═════ Input rows
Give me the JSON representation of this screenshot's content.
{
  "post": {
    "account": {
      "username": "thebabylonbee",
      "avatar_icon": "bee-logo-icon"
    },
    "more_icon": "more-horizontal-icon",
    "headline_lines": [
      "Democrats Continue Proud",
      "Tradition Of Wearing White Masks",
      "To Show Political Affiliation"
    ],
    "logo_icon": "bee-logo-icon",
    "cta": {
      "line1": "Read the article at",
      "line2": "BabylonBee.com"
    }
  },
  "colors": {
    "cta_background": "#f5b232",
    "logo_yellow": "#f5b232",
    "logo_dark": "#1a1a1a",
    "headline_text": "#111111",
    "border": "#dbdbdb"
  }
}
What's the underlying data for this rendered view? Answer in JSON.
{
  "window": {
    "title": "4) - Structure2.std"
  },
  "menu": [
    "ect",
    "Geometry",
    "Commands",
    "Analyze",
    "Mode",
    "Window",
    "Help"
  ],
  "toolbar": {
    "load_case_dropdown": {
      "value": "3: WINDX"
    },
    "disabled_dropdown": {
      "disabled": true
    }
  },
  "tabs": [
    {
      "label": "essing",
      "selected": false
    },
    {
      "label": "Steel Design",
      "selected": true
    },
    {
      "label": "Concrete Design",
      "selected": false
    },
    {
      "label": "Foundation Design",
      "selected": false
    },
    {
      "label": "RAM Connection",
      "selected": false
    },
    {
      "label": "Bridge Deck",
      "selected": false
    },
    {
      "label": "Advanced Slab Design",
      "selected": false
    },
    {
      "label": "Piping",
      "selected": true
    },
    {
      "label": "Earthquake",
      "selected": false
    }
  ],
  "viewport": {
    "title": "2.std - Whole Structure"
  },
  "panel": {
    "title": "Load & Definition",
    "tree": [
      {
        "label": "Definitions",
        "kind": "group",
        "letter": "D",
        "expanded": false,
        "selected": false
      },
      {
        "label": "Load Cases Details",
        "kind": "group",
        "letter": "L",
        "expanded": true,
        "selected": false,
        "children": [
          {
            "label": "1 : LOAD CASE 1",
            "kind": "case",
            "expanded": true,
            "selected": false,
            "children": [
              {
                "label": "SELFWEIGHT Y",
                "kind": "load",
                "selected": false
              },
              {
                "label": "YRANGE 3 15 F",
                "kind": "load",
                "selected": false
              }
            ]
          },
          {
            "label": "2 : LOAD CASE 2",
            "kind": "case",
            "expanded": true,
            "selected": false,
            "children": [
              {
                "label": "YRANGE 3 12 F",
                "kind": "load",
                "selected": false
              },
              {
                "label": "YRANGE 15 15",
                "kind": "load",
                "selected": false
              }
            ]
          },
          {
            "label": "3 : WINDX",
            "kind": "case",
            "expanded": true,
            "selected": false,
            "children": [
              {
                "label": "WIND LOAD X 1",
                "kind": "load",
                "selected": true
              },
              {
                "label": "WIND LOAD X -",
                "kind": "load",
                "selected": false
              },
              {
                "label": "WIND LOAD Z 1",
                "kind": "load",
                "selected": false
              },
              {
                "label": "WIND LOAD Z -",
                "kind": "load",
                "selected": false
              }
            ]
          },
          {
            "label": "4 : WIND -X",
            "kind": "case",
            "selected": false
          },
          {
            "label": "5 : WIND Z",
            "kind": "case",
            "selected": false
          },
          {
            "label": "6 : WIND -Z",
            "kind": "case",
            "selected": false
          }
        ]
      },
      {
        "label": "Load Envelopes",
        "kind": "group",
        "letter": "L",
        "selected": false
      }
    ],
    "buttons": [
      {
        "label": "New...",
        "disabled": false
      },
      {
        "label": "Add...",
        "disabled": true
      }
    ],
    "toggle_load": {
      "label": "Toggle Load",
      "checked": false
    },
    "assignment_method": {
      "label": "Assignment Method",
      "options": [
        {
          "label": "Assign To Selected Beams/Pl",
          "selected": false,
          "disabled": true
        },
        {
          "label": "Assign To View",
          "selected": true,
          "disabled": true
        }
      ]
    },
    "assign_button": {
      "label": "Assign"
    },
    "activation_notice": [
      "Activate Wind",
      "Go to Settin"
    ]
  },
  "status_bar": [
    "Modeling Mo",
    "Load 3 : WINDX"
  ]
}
══════════
Find the lines above holding the word "WINDX" and show them.

Result of the exercise:
      "value": "3: WINDX"
            "label": "3 : WINDX",
    "Load 3 : WINDX"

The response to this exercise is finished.